↓↓↓

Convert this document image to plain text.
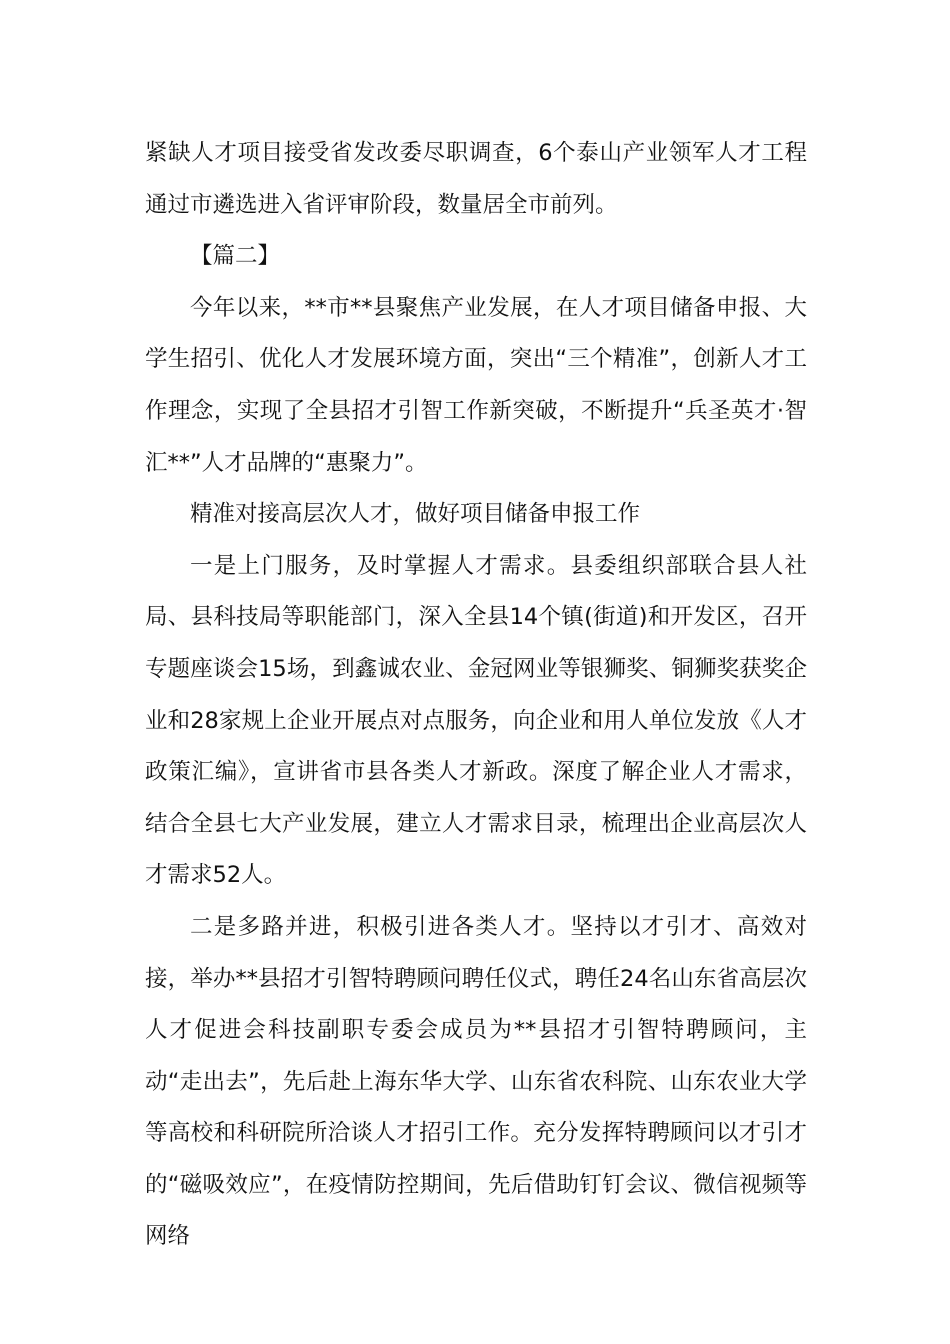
紧缺人才项目接受省发改委尽职调查，6个泰山产业领军人才工程通过市遴选进入省评审阶段，数量居全市前列。

【篇二】

今年以来，**市**县聚焦产业发展，在人才项目储备申报、大学生招引、优化人才发展环境方面，突出“三个精准”，创新人才工作理念，实现了全县招才引智工作新突破，不断提升“兵圣英才·智汇**”人才品牌的“惠聚力”。

精准对接高层次人才，做好项目储备申报工作

一是上门服务，及时掌握人才需求。县委组织部联合县人社局、县科技局等职能部门，深入全县14个镇(街道)和开发区，召开专题座谈会15场，到鑫诚农业、金冠网业等银狮奖、铜狮奖获奖企业和28家规上企业开展点对点服务，向企业和用人单位发放《人才政策汇编》，宣讲省市县各类人才新政。深度了解企业人才需求，结合全县七大产业发展，建立人才需求目录，梳理出企业高层次人才需求52人。

二是多路并进，积极引进各类人才。坚持以才引才、高效对接，举办**县招才引智特聘顾问聘任仪式，聘任24名山东省高层次人才促进会科技副职专委会成员为**县招才引智特聘顾问，主动“走出去”，先后赴上海东华大学、山东省农科院、山东农业大学等高校和科研院所洽谈人才招引工作。充分发挥特聘顾问以才引才的“磁吸效应”，在疫情防控期间，先后借助钉钉会议、微信视频等网络
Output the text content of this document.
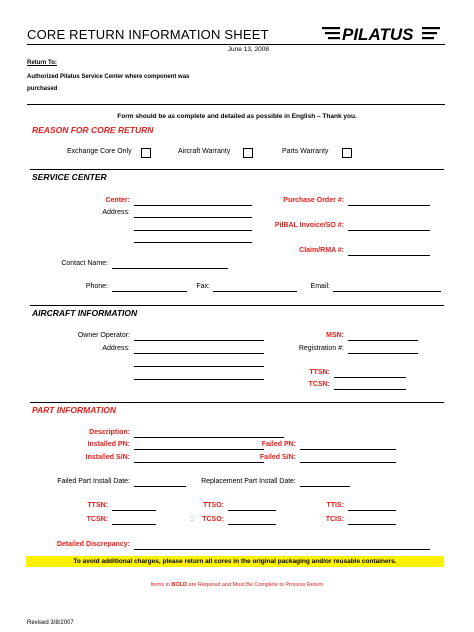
CORE RETURN INFORMATION SHEET	PILATUS
June 13, 2008
Return To:
Authorized Pilatus Service Center where component was purchased
Form should be as complete and detailed as possible in English – Thank you.
REASON FOR CORE RETURN
Exchange Core Only	Aircraft Warranty	Parts Warranty
SERVICE CENTER
Center:
Address:
Purchase Order #:
PilBAL Invoice/SO #:
Claim/RMA #:
Contact Name:
Phone:	Fax:	Email:
AIRCRAFT INFORMATION
Owner Operator:
Address:
MSN:
Registration #:
TTSN:
TCSN:
PART INFORMATION
Description:
Installed PN:
Installed S/N:
Failed PN:
Failed S/N:
Failed Part Install Date:	Replacement Part Install Date:
TTSN:
TCSN:
TTSO:
: TCSO:
TTIS:
TCIS:
Detailed Discrepancy:
To avoid additional charges, please return all cores in the original packaging and/or reusable containers.
Items in BOLD are Required and Must Be Complete to Process Return
Revised 3/8/2007
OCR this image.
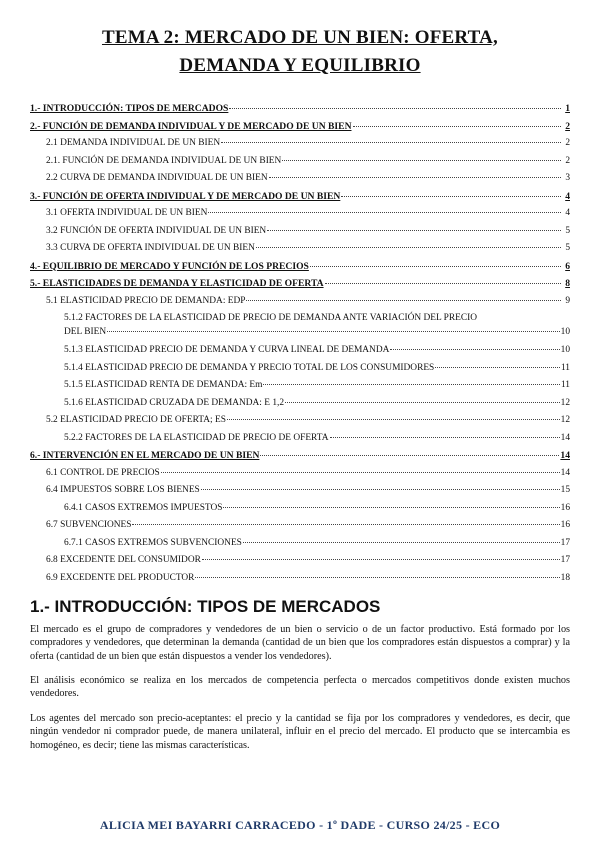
TEMA 2: MERCADO DE UN BIEN: OFERTA,
DEMANDA Y EQUILIBRIO
1.- INTRODUCCIÓN: TIPOS DE MERCADOS	1
2.- FUNCIÓN DE DEMANDA INDIVIDUAL Y DE MERCADO DE UN BIEN	2
2.1 DEMANDA INDIVIDUAL DE UN BIEN	2
2.1. FUNCIÓN DE DEMANDA INDIVIDUAL DE UN BIEN	2
2.2 CURVA DE DEMANDA INDIVIDUAL DE UN BIEN	3
3.- FUNCIÓN DE OFERTA INDIVIDUAL Y DE MERCADO DE UN BIEN	4
3.1 OFERTA INDIVIDUAL DE UN BIEN	4
3.2 FUNCIÓN DE OFERTA INDIVIDUAL DE UN BIEN	5
3.3 CURVA DE OFERTA INDIVIDUAL DE UN BIEN	5
4.- EQUILIBRIO DE MERCADO Y FUNCIÓN DE LOS PRECIOS	6
5.- ELASTICIDADES DE DEMANDA Y ELASTICIDAD DE OFERTA	8
5.1 ELASTICIDAD PRECIO DE DEMANDA: EDP	9
5.1.2 FACTORES DE LA ELASTICIDAD DE PRECIO DE DEMANDA ANTE VARIACIÓN DEL PRECIO
DEL BIEN	10
5.1.3 ELASTICIDAD PRECIO DE DEMANDA Y CURVA LINEAL DE DEMANDA	10
5.1.4 ELASTICIDAD PRECIO DE DEMANDA Y PRECIO TOTAL DE LOS CONSUMIDORES	11
5.1.5 ELASTICIDAD RENTA DE DEMANDA: Em	11
5.1.6 ELASTICIDAD CRUZADA DE DEMANDA: E 1,2	12
5.2 ELASTICIDAD PRECIO DE OFERTA; ES	12
5.2.2 FACTORES DE LA ELASTICIDAD DE PRECIO DE OFERTA	14
6.- INTERVENCIÓN EN EL MERCADO DE UN BIEN	14
6.1 CONTROL DE PRECIOS	14
6.4 IMPUESTOS SOBRE LOS BIENES	15
6.4.1 CASOS EXTREMOS IMPUESTOS	16
6.7 SUBVENCIONES	16
6.7.1 CASOS EXTREMOS SUBVENCIONES	17
6.8 EXCEDENTE DEL CONSUMIDOR	17
6.9 EXCEDENTE DEL PRODUCTOR	18
1.- INTRODUCCIÓN: TIPOS DE MERCADOS

El mercado es el grupo de compradores y vendedores de un bien o servicio o de un factor productivo. Está formado por los compradores y vendedores, que determinan la demanda (cantidad de un bien que los compradores están dispuestos a comprar) y la oferta (cantidad de un bien que están dispuestos a vender los vendedores).

El análisis económico se realiza en los mercados de competencia perfecta o mercados competitivos donde existen muchos vendedores.

Los agentes del mercado son precio-aceptantes: el precio y la cantidad se fija por los compradores y vendedores, es decir, que ningún vendedor ni comprador puede, de manera unilateral, influir en el precio del mercado. El producto que se intercambia es homogéneo, es decir; tiene las mismas características.

ALICIA MEI BAYARRI CARRACEDO - 1º DADE - CURSO 24/25 - ECO
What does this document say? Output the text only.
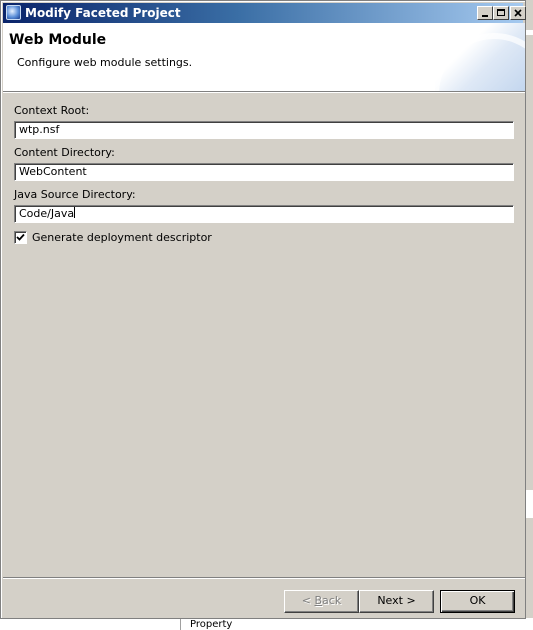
Property
Modify Faceted Project
Web Module
Configure web module settings.
Context Root:
wtp.nsf
Content Directory:
WebContent
Java Source Directory:
Code/Java
Generate deployment descriptor
< Back	Next >	OK
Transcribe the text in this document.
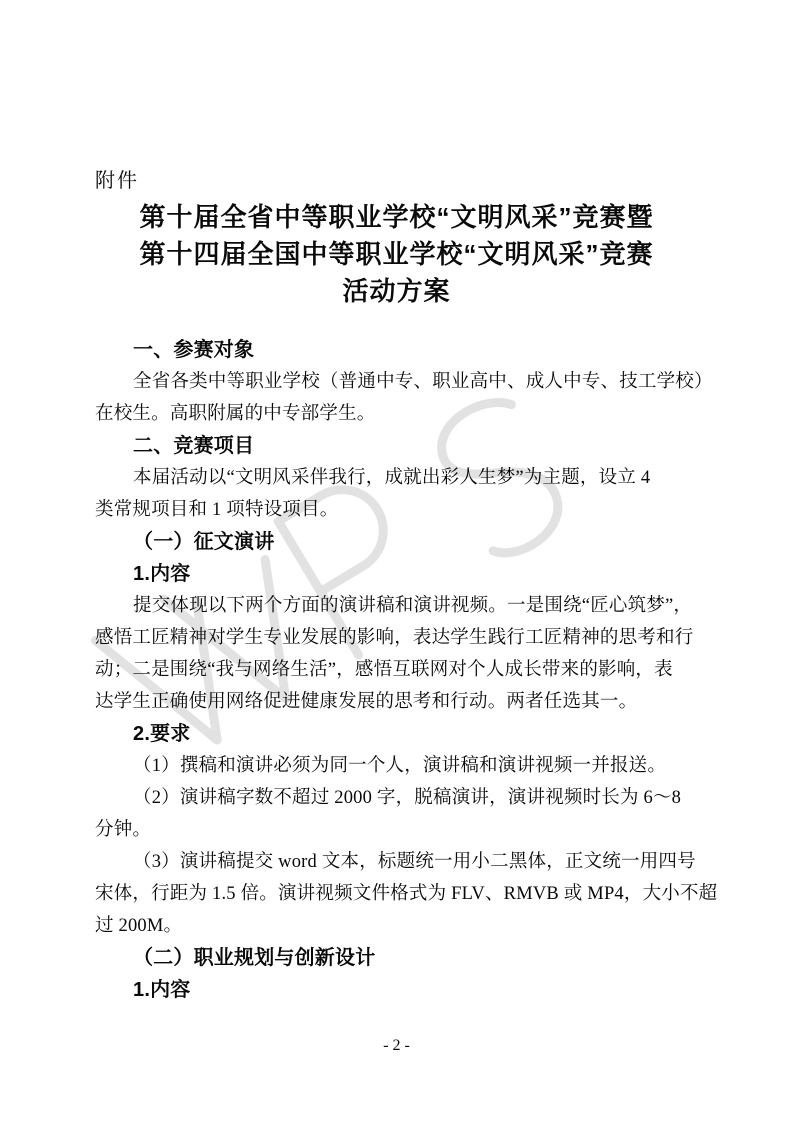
附件
第十届全省中等职业学校“文明风采”竞赛暨
第十四届全国中等职业学校“文明风采”竞赛
活动方案
一、参赛对象
全省各类中等职业学校（普通中专、职业高中、成人中专、技工学校）
在校生。高职附属的中专部学生。
二、竞赛项目
本届活动以“文明风采伴我行，成就出彩人生梦”为主题，设立 4
类常规项目和 1 项特设项目。
（一）征文演讲
1.内容
提交体现以下两个方面的演讲稿和演讲视频。一是围绕“匠心筑梦”，
感悟工匠精神对学生专业发展的影响，表达学生践行工匠精神的思考和行
动；二是围绕“我与网络生活”，感悟互联网对个人成长带来的影响，表
达学生正确使用网络促进健康发展的思考和行动。两者任选其一。
2.要求
（1）撰稿和演讲必须为同一个人，演讲稿和演讲视频一并报送。
（2）演讲稿字数不超过 2000 字，脱稿演讲，演讲视频时长为 6～8
分钟。
（3）演讲稿提交 word 文本，标题统一用小二黑体，正文统一用四号
宋体，行距为 1.5 倍。演讲视频文件格式为 FLV、RMVB 或 MP4，大小不超
过 200M。
（二）职业规划与创新设计
1.内容
- 2 -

↑↑↑

Write out, exactly, each line from the one containing "Transcribe the text in this document." down to the final line of the data above. Both of those lines count, and the pictures are left out.

_Answer below_
Transcribe the text in this document.
附件
第十届全省中等职业学校“文明风采”竞赛暨
第十四届全国中等职业学校“文明风采”竞赛
活动方案
一、参赛对象
全省各类中等职业学校（普通中专、职业高中、成人中专、技工学校）
在校生。高职附属的中专部学生。
二、竞赛项目
本届活动以“文明风采伴我行，成就出彩人生梦”为主题，设立 4
类常规项目和 1 项特设项目。
（一）征文演讲
1.内容
提交体现以下两个方面的演讲稿和演讲视频。一是围绕“匠心筑梦”，
感悟工匠精神对学生专业发展的影响，表达学生践行工匠精神的思考和行
动；二是围绕“我与网络生活”，感悟互联网对个人成长带来的影响，表
达学生正确使用网络促进健康发展的思考和行动。两者任选其一。
2.要求
（1）撰稿和演讲必须为同一个人，演讲稿和演讲视频一并报送。
（2）演讲稿字数不超过 2000 字，脱稿演讲，演讲视频时长为 6～8
分钟。
（3）演讲稿提交 word 文本，标题统一用小二黑体，正文统一用四号
宋体，行距为 1.5 倍。演讲视频文件格式为 FLV、RMVB 或 MP4，大小不超
过 200M。
（二）职业规划与创新设计
1.内容
- 2 -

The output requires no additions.